(begin)

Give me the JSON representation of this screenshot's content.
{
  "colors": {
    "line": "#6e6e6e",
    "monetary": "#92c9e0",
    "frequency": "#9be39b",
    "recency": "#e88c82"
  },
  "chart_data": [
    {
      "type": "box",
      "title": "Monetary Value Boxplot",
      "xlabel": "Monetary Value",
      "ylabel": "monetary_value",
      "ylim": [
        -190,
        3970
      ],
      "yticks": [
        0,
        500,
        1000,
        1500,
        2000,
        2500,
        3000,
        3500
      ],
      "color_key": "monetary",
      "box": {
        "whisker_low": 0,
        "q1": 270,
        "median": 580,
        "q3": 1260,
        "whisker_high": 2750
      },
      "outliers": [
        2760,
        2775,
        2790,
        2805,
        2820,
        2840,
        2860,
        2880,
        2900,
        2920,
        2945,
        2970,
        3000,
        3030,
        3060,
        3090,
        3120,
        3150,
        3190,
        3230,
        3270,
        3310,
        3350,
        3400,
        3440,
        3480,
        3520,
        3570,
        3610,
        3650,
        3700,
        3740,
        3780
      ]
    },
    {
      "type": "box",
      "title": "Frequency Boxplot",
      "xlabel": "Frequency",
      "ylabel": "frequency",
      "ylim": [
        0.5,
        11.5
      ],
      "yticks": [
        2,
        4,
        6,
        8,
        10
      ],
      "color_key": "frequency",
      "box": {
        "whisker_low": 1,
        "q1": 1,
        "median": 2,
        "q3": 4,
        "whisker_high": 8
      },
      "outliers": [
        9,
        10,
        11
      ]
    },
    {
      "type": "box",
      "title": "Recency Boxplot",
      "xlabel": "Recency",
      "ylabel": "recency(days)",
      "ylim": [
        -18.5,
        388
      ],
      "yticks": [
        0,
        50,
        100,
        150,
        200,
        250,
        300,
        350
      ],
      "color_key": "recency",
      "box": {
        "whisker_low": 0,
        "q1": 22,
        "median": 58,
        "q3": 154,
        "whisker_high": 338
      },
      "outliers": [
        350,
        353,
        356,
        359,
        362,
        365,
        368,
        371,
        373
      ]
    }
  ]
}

(end)

■ Set problem
Pick out every line above that contains the word "ylabel" and copy it.

■ Reply to the task
      "ylabel": "monetary_value",
      "ylabel": "frequency",
      "ylabel": "recency(days)",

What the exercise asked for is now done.